-- BEGIN --
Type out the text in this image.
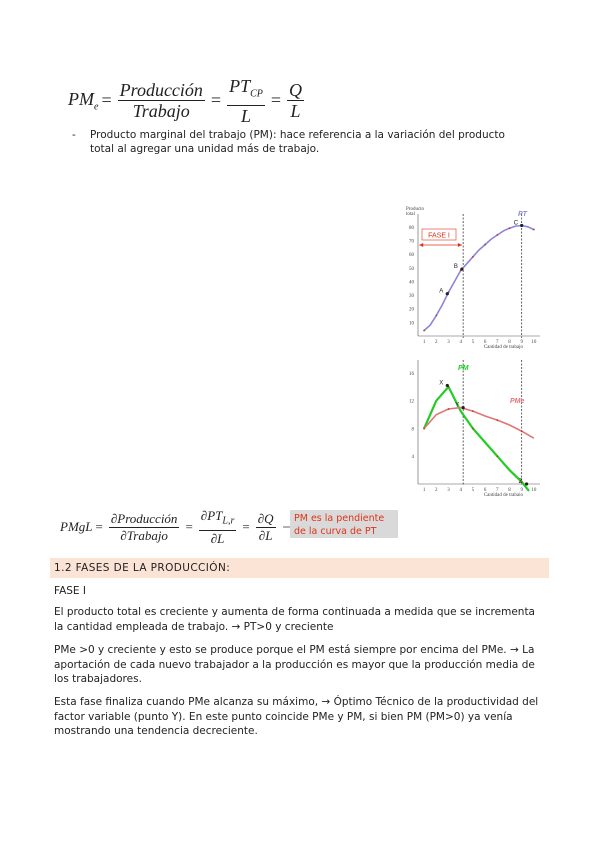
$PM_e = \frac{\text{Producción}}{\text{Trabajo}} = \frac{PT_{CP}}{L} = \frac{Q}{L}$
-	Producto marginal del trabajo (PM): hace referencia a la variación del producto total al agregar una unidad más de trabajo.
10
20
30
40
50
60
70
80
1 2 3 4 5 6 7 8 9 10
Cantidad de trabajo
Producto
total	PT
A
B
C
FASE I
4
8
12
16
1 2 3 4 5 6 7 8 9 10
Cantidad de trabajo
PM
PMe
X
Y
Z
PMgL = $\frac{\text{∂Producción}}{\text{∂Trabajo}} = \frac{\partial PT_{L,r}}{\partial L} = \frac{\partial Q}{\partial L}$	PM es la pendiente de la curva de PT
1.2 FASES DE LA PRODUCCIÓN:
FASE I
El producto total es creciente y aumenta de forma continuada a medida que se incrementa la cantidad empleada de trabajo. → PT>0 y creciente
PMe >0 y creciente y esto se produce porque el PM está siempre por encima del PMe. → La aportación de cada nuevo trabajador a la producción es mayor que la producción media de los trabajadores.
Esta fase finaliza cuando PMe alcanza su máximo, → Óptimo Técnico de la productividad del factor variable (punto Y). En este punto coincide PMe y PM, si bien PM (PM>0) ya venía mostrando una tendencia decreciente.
-- END --
-- BEGIN --
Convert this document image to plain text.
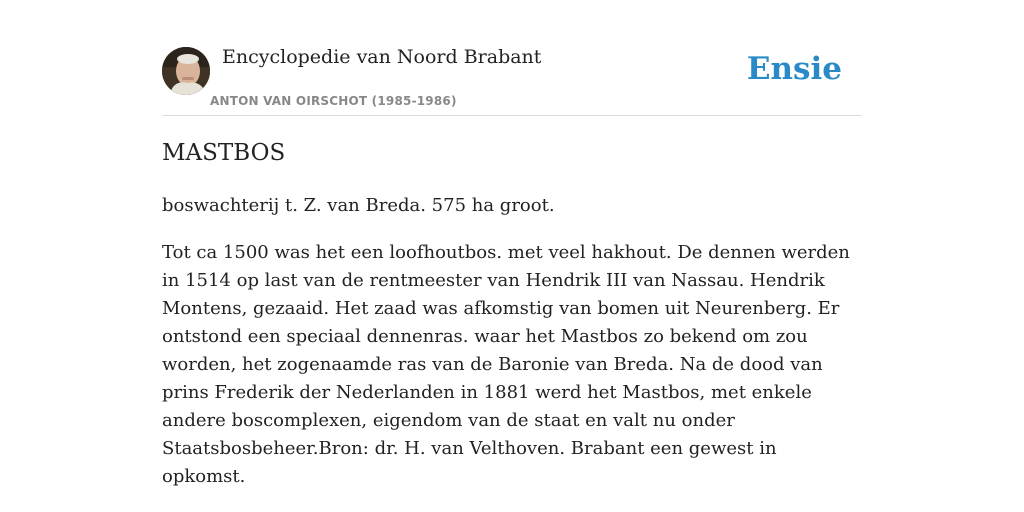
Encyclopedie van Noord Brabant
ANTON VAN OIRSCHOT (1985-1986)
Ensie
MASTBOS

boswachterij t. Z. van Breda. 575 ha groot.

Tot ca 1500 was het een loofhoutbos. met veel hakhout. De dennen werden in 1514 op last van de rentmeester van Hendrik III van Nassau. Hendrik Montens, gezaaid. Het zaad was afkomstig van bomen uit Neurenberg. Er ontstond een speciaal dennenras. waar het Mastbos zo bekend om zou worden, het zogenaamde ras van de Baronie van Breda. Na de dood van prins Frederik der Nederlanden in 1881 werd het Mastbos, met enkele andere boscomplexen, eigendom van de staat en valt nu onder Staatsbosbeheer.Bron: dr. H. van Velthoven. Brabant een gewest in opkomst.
-- END --
### DESCRIPTION OF THE TASK
Take every line above carrying "this" and return it.

### REPLY TO THE TASK
Type out the text in this image.
Convert this document image to plain text.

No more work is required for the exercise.